__WHAT IS BEING ASKED__. Output the records exactly as they appear, with no pictures included.

Saved data entries:
^^^^

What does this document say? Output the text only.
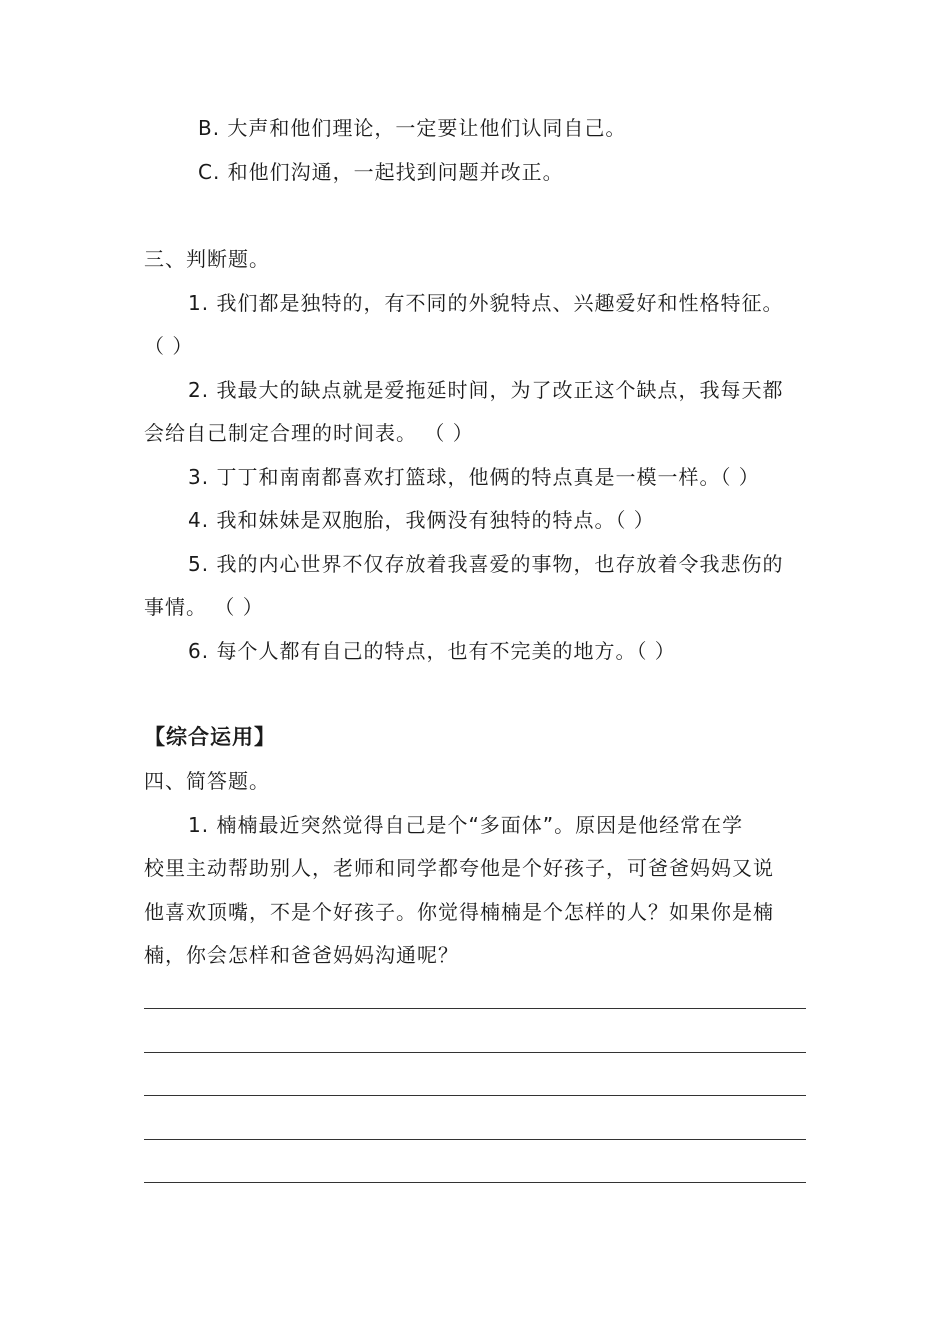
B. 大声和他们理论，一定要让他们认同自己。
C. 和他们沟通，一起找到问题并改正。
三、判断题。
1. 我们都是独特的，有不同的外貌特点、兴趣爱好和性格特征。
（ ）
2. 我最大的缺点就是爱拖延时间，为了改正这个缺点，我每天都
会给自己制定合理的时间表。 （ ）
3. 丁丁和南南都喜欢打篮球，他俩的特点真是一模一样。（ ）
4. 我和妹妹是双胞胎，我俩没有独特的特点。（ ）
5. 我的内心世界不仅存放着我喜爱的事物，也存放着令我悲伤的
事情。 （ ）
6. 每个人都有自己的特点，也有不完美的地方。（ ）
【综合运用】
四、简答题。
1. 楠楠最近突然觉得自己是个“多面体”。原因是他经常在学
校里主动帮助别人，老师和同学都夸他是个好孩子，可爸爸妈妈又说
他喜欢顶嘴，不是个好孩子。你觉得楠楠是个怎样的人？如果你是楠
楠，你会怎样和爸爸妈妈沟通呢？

^^^^

__SOLUTION FOR THIS TASK__.
What does this document say? Output the text only.
B. 大声和他们理论，一定要让他们认同自己。
C. 和他们沟通，一起找到问题并改正。
三、判断题。
1. 我们都是独特的，有不同的外貌特点、兴趣爱好和性格特征。
（ ）
2. 我最大的缺点就是爱拖延时间，为了改正这个缺点，我每天都
会给自己制定合理的时间表。 （ ）
3. 丁丁和南南都喜欢打篮球，他俩的特点真是一模一样。（ ）
4. 我和妹妹是双胞胎，我俩没有独特的特点。（ ）
5. 我的内心世界不仅存放着我喜爱的事物，也存放着令我悲伤的
事情。 （ ）
6. 每个人都有自己的特点，也有不完美的地方。（ ）
【综合运用】
四、简答题。
1. 楠楠最近突然觉得自己是个“多面体”。原因是他经常在学
校里主动帮助别人，老师和同学都夸他是个好孩子，可爸爸妈妈又说
他喜欢顶嘴，不是个好孩子。你觉得楠楠是个怎样的人？如果你是楠
楠，你会怎样和爸爸妈妈沟通呢？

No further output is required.